Start of RECORDS FOR THE EXERCISE

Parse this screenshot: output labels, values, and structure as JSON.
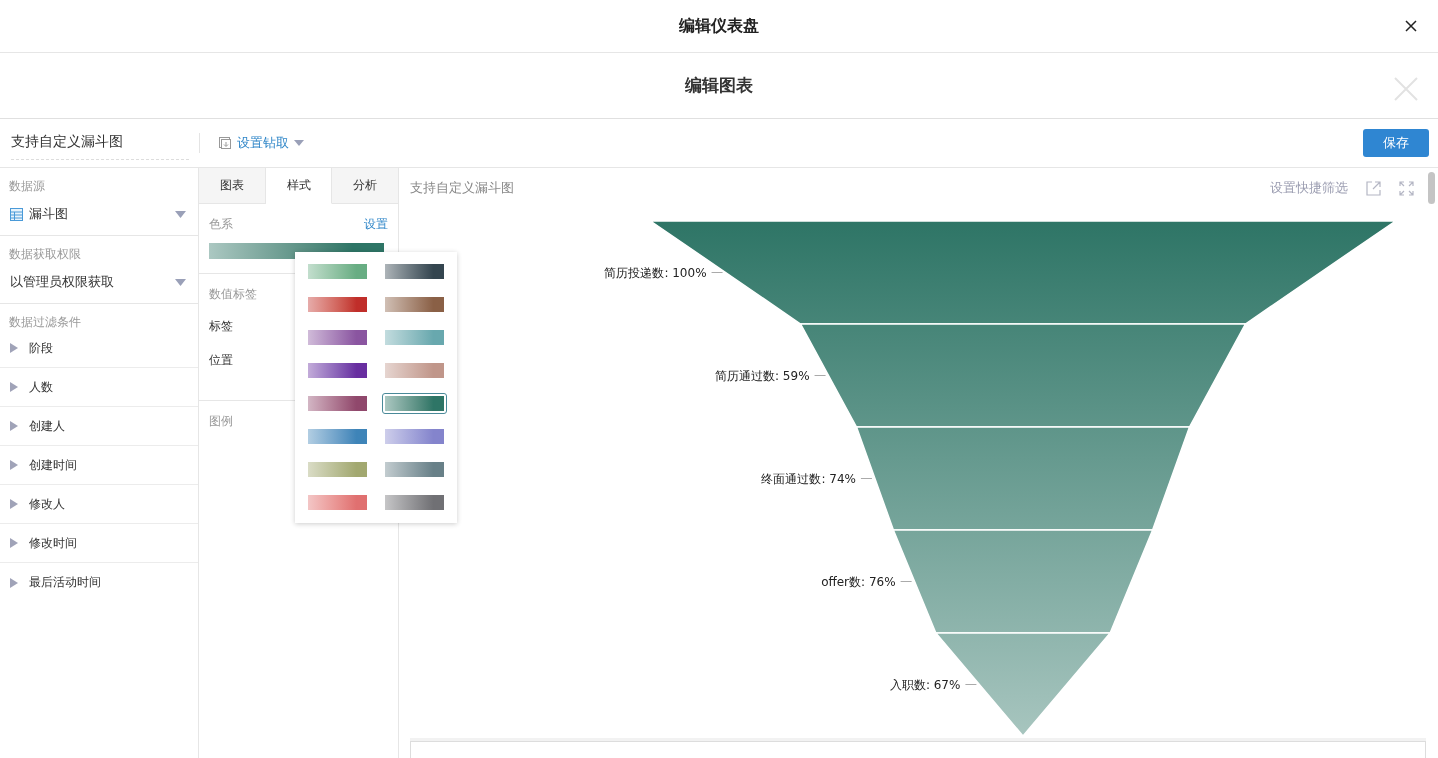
{
  "dialog": {
    "title": "编辑仪表盘"
  },
  "editor": {
    "title": "编辑图表"
  },
  "toolbar": {
    "chart_name": "支持自定义漏斗图",
    "drill_button": "设置钻取",
    "save_button": "保存"
  },
  "sidebar": {
    "data_source_label": "数据源",
    "data_source": "漏斗图",
    "permission_label": "数据获取权限",
    "permission": "以管理员权限获取",
    "filter_label": "数据过滤条件",
    "filters": [
      {
        "label": "阶段",
        "expanded": false
      },
      {
        "label": "人数",
        "expanded": false
      },
      {
        "label": "创建人",
        "expanded": false
      },
      {
        "label": "创建时间",
        "expanded": false
      },
      {
        "label": "修改人",
        "expanded": false
      },
      {
        "label": "修改时间",
        "expanded": false
      },
      {
        "label": "最后活动时间",
        "expanded": false
      }
    ]
  },
  "style_panel": {
    "tabs": [
      {
        "label": "图表",
        "selected": false
      },
      {
        "label": "样式",
        "selected": true
      },
      {
        "label": "分析",
        "selected": false
      }
    ],
    "color_scheme_label": "色系",
    "color_scheme_link": "设置",
    "value_labels_heading": "数值标签",
    "label_row": "标签",
    "position_row": "位置",
    "legend_heading": "图例"
  },
  "palette_popover": {
    "palettes": [
      {
        "color": "#68ad83",
        "selected": false
      },
      {
        "color": "#34454f",
        "selected": false
      },
      {
        "color": "#c02e2a",
        "selected": false
      },
      {
        "color": "#8a6046",
        "selected": false
      },
      {
        "color": "#8a55a0",
        "selected": false
      },
      {
        "color": "#68a8ae",
        "selected": false
      },
      {
        "color": "#682ea0",
        "selected": false
      },
      {
        "color": "#c0968a",
        "selected": false
      },
      {
        "color": "#90486c",
        "selected": false
      },
      {
        "color": "#2e7566",
        "selected": true
      },
      {
        "color": "#3e84b8",
        "selected": false
      },
      {
        "color": "#8484cc",
        "selected": false
      },
      {
        "color": "#a2a870",
        "selected": false
      },
      {
        "color": "#688088",
        "selected": false
      },
      {
        "color": "#e07070",
        "selected": false
      },
      {
        "color": "#707074",
        "selected": false
      }
    ]
  },
  "chart": {
    "title": "支持自定义漏斗图",
    "quick_filter_link": "设置快捷筛选",
    "stages": [
      {
        "label": "简历投递数: 100%"
      },
      {
        "label": "简历通过数: 59%"
      },
      {
        "label": "终面通过数: 74%"
      },
      {
        "label": "offer数: 76%"
      },
      {
        "label": "入职数: 67%"
      }
    ]
  }
}
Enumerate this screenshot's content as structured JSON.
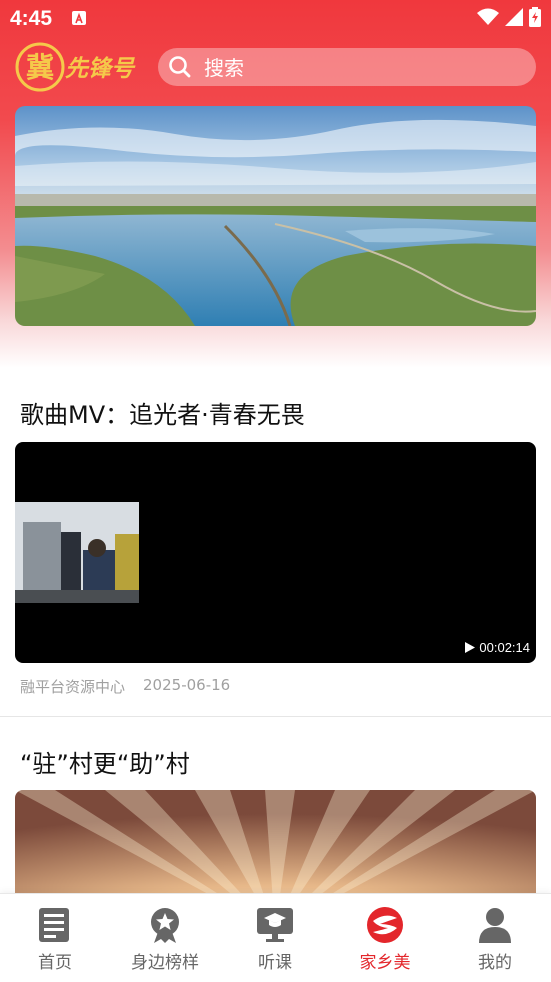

End of RECORDS FOR THE EXERCISE

— INSTRUCTIONS TO FOLLOW —
Print every entry exactly as written, without the pictures.

— EXERCISE RESPONSE —
Parse this screenshot: output labels, values, and structure as JSON.
{
  "dialog": {
    "title": "编辑仪表盘"
  },
  "editor": {
    "title": "编辑图表"
  },
  "toolbar": {
    "chart_name": "支持自定义漏斗图",
    "drill_button": "设置钻取",
    "save_button": "保存"
  },
  "sidebar": {
    "data_source_label": "数据源",
    "data_source": "漏斗图",
    "permission_label": "数据获取权限",
    "permission": "以管理员权限获取",
    "filter_label": "数据过滤条件",
    "filters": [
      {
        "label": "阶段",
        "expanded": false
      },
      {
        "label": "人数",
        "expanded": false
      },
      {
        "label": "创建人",
        "expanded": false
      },
      {
        "label": "创建时间",
        "expanded": false
      },
      {
        "label": "修改人",
        "expanded": false
      },
      {
        "label": "修改时间",
        "expanded": false
      },
      {
        "label": "最后活动时间",
        "expanded": false
      }
    ]
  },
  "style_panel": {
    "tabs": [
      {
        "label": "图表",
        "selected": false
      },
      {
        "label": "样式",
        "selected": true
      },
      {
        "label": "分析",
        "selected": false
      }
    ],
    "color_scheme_label": "色系",
    "color_scheme_link": "设置",
    "value_labels_heading": "数值标签",
    "label_row": "标签",
    "position_row": "位置",
    "legend_heading": "图例"
  },
  "palette_popover": {
    "palettes": [
      {
        "color": "#68ad83",
        "selected": false
      },
      {
        "color": "#34454f",
        "selected": false
      },
      {
        "color": "#c02e2a",
        "selected": false
      },
      {
        "color": "#8a6046",
        "selected": false
      },
      {
        "color": "#8a55a0",
        "selected": false
      },
      {
        "color": "#68a8ae",
        "selected": false
      },
      {
        "color": "#682ea0",
        "selected": false
      },
      {
        "color": "#c0968a",
        "selected": false
      },
      {
        "color": "#90486c",
        "selected": false
      },
      {
        "color": "#2e7566",
        "selected": true
      },
      {
        "color": "#3e84b8",
        "selected": false
      },
      {
        "color": "#8484cc",
        "selected": false
      },
      {
        "color": "#a2a870",
        "selected": false
      },
      {
        "color": "#688088",
        "selected": false
      },
      {
        "color": "#e07070",
        "selected": false
      },
      {
        "color": "#707074",
        "selected": false
      }
    ]
  },
  "chart": {
    "title": "支持自定义漏斗图",
    "quick_filter_link": "设置快捷筛选",
    "stages": [
      {
        "label": "简历投递数: 100%"
      },
      {
        "label": "简历通过数: 59%"
      },
      {
        "label": "终面通过数: 74%"
      },
      {
        "label": "offer数: 76%"
      },
      {
        "label": "入职数: 67%"
      }
    ]
  }
}
Enumerate this screenshot's content as structured JSON.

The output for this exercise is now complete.